◆ What this task involves ◆
Extract each line containing the string "Brewtality".

[Items from a dataset]
┄┄┄┄┄┄┄┄┄┄

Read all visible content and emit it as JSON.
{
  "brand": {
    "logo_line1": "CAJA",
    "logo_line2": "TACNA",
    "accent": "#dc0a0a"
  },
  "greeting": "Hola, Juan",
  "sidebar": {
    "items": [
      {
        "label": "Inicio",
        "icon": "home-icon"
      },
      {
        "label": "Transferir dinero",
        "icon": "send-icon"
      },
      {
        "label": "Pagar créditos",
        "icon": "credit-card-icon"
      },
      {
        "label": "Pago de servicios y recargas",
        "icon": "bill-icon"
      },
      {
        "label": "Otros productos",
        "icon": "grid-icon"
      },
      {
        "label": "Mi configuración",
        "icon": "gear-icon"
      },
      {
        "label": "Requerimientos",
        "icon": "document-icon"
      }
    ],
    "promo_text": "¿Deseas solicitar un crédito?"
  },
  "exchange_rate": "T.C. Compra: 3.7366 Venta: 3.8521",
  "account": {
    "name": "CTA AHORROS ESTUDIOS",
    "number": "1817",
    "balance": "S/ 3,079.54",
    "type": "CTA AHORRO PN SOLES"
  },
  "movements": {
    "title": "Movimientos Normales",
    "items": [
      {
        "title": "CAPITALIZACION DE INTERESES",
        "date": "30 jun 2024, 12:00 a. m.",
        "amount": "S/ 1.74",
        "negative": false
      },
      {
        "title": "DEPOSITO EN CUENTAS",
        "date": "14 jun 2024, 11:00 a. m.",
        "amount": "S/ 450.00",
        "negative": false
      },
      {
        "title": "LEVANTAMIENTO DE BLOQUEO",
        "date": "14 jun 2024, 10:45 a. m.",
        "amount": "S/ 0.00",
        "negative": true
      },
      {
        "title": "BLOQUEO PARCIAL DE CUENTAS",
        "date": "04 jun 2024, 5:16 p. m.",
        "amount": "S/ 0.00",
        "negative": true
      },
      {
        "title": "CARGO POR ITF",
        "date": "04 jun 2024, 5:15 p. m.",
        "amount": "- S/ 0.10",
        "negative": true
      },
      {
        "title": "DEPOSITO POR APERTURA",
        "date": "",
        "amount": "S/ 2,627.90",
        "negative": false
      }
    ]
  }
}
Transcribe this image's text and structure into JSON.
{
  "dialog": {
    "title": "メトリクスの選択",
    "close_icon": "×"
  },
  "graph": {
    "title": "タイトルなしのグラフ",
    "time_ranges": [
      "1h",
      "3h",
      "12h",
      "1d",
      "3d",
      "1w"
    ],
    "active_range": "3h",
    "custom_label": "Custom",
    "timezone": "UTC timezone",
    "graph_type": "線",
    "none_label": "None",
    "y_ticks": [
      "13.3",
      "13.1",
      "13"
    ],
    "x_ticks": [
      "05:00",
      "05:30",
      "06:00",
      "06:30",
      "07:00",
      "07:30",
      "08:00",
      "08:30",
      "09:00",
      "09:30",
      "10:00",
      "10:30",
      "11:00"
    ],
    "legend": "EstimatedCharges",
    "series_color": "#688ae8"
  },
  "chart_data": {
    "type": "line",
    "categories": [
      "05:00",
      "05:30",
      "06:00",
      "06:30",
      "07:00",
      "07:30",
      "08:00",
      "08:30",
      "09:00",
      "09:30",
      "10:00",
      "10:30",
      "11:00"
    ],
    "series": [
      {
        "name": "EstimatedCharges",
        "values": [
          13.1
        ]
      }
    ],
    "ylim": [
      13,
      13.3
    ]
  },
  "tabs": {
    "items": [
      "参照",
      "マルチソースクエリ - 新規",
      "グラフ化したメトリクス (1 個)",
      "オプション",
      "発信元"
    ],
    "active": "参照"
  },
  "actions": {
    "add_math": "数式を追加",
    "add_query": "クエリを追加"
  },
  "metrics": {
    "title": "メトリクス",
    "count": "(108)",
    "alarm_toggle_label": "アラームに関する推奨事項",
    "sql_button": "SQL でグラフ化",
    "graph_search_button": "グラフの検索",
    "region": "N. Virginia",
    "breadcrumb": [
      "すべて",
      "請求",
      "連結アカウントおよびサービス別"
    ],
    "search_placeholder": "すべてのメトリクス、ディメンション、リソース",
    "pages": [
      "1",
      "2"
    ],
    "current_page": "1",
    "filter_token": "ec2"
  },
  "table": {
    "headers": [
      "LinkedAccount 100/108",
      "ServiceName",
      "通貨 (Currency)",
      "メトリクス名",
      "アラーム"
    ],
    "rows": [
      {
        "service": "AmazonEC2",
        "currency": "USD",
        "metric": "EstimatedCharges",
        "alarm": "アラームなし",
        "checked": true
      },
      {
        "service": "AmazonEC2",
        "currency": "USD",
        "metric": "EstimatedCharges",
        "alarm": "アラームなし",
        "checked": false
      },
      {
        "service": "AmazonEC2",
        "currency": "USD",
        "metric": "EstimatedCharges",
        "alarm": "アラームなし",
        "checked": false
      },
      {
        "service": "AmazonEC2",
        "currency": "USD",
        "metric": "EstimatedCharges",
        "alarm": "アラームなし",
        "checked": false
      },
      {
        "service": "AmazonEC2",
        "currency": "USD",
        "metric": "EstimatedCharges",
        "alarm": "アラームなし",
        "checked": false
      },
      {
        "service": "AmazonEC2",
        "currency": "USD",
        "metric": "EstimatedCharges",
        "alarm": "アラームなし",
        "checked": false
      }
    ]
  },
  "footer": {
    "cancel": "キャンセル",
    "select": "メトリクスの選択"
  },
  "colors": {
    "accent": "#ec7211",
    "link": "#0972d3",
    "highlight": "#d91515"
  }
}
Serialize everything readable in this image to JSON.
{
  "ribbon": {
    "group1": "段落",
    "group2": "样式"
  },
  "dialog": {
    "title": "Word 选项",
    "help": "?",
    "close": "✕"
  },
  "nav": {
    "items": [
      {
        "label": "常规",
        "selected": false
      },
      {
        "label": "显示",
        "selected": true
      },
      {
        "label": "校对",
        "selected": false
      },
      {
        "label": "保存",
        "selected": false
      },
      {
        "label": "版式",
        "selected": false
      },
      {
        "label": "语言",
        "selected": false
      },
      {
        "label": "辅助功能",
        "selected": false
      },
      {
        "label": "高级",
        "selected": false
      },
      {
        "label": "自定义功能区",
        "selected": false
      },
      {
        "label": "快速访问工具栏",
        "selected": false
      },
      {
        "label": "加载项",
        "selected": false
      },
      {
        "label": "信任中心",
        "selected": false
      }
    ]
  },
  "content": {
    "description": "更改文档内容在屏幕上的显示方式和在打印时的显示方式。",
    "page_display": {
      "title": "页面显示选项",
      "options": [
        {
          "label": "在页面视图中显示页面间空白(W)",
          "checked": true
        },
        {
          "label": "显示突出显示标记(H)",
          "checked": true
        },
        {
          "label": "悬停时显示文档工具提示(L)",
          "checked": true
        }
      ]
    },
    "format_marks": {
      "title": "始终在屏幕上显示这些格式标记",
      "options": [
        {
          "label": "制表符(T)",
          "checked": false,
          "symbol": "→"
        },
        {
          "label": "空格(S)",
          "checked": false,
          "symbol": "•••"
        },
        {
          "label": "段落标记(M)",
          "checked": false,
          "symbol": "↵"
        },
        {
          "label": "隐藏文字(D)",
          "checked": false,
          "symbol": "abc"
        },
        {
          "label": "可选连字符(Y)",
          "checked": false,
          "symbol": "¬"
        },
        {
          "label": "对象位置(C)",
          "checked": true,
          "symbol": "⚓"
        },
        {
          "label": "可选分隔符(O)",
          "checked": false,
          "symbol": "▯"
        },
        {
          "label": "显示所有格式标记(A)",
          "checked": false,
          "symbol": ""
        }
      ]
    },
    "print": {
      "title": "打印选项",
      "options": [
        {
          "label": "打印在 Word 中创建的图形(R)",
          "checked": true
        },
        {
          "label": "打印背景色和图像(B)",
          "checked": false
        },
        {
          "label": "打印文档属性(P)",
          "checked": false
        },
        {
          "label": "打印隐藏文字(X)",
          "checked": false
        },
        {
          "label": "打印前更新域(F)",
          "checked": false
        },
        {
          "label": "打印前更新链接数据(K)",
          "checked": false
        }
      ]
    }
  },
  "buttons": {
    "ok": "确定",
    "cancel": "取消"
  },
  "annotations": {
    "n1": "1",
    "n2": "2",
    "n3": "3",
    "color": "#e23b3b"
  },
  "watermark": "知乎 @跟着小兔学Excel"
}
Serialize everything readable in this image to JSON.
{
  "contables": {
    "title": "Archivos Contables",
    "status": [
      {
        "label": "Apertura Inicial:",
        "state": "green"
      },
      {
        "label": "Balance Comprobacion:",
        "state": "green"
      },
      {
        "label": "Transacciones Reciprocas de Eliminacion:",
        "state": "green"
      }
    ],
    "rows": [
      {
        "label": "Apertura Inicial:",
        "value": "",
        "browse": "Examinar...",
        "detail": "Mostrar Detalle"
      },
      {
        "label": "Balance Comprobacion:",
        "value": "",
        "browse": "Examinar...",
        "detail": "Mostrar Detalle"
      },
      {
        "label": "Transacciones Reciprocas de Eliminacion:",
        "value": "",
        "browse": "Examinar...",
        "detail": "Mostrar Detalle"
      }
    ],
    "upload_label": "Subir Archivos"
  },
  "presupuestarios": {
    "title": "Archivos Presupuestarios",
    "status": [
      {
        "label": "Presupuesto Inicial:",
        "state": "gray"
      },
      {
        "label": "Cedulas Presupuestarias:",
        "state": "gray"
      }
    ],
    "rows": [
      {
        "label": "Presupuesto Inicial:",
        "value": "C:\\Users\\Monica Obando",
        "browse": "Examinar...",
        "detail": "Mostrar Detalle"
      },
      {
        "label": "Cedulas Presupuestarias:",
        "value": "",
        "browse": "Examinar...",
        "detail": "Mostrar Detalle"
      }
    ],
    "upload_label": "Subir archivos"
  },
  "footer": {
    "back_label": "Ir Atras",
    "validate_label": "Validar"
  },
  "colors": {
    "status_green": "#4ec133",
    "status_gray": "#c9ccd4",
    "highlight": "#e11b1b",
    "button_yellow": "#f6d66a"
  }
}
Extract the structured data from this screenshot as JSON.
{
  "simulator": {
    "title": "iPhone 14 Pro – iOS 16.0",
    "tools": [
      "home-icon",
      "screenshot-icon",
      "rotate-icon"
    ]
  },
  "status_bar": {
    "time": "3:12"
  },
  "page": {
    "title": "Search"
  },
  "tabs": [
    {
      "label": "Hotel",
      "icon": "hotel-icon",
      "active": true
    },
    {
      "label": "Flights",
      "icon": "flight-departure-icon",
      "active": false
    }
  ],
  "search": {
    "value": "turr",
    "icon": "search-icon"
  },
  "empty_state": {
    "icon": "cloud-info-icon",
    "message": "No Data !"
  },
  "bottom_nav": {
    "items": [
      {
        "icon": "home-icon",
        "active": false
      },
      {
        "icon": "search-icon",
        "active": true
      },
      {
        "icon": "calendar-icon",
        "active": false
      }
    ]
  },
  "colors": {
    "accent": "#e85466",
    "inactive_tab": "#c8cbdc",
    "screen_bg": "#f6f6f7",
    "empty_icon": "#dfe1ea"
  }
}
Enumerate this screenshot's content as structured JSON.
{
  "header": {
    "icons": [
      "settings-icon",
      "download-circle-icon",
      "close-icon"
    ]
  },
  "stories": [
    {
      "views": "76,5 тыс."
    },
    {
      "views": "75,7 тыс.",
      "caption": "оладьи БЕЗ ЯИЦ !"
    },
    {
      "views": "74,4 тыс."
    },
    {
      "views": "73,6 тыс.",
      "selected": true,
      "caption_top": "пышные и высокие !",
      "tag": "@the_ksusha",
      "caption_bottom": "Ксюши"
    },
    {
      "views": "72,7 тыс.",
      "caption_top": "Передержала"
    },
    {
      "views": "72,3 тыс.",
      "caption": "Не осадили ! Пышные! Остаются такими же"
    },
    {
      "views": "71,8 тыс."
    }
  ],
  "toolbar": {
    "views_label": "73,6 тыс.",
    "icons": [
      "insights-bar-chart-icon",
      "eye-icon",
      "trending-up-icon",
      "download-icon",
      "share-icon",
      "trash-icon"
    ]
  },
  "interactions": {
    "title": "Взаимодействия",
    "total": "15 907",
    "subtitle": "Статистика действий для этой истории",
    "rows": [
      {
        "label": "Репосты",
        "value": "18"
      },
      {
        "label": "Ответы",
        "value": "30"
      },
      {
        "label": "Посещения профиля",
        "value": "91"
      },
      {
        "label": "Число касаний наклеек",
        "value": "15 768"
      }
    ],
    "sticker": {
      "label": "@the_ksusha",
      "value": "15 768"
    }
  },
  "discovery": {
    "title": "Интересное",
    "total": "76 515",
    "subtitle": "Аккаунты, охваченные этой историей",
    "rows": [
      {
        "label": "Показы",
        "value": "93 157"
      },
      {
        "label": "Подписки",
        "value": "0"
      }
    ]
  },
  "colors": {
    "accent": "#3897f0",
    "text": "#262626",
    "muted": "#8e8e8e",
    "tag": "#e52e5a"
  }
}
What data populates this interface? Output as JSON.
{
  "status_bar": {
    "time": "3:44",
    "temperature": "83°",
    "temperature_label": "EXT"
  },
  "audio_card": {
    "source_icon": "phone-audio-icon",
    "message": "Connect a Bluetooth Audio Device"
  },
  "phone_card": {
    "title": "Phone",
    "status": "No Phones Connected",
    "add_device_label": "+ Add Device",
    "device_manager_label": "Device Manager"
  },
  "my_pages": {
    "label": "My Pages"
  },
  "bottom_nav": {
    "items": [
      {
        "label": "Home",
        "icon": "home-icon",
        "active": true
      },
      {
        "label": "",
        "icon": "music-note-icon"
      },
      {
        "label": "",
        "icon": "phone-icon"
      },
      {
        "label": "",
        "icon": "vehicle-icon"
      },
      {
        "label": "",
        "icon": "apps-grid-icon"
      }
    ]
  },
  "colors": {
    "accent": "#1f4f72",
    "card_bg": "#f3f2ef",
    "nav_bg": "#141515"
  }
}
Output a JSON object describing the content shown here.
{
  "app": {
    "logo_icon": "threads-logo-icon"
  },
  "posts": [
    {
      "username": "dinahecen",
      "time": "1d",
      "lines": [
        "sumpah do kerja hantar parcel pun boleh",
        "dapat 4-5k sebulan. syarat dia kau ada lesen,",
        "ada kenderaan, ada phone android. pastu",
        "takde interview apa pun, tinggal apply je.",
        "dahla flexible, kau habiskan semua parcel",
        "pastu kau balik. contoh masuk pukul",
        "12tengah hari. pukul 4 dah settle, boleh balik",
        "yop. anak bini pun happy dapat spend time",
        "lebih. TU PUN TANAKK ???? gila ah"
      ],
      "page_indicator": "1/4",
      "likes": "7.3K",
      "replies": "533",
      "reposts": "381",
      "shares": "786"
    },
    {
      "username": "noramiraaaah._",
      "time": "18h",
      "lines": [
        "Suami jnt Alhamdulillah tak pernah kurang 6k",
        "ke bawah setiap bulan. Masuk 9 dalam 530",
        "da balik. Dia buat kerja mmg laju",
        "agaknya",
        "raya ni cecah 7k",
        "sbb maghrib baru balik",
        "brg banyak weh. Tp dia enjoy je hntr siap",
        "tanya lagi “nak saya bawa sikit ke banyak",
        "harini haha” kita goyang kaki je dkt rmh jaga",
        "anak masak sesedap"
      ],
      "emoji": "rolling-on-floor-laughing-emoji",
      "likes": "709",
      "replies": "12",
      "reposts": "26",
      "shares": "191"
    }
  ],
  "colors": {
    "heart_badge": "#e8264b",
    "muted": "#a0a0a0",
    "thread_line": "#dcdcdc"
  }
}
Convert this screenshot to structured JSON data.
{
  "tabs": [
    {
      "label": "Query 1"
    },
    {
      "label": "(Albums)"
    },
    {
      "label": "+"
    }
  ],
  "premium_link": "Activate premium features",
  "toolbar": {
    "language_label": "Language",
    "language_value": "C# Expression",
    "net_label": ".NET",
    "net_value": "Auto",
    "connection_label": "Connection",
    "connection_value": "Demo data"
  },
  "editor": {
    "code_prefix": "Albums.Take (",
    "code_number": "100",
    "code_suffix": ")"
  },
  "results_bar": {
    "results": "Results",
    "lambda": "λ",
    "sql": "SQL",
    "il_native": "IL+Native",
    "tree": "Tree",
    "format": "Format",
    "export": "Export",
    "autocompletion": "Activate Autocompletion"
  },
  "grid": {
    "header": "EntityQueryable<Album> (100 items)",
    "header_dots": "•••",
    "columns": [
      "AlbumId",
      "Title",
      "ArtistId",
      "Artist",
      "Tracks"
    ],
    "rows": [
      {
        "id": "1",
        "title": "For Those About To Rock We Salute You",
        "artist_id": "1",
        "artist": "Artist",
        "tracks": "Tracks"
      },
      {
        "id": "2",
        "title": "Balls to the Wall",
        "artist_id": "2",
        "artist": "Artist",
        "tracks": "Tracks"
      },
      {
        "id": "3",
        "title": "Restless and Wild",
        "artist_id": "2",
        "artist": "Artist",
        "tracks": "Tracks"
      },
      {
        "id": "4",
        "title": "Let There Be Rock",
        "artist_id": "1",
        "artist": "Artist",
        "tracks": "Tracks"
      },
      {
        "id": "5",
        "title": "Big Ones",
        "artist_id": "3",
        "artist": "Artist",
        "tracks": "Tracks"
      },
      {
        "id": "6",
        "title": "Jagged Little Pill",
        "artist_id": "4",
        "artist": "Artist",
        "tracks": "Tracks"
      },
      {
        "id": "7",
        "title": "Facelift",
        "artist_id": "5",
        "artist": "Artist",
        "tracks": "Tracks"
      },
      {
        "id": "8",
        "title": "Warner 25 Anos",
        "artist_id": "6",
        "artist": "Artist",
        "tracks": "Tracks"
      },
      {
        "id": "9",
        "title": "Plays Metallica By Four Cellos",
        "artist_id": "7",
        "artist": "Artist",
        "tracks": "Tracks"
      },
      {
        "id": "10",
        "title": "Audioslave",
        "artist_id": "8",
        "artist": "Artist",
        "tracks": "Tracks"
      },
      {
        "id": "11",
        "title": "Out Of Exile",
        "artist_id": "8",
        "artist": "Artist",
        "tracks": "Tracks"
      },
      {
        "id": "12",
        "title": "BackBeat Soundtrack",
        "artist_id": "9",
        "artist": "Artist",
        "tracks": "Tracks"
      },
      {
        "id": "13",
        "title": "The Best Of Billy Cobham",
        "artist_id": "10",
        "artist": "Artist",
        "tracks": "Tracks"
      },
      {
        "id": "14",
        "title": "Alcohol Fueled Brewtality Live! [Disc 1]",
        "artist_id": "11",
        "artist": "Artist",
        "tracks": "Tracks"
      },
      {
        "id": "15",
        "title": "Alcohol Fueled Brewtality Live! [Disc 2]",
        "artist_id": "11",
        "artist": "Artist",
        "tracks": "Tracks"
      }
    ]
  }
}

┄┄┄┄┄┄┄┄┄┄

◆ Correct result ◆
        "title": "Alcohol Fueled Brewtality Live! [Disc 1]",
        "title": "Alcohol Fueled Brewtality Live! [Disc 2]",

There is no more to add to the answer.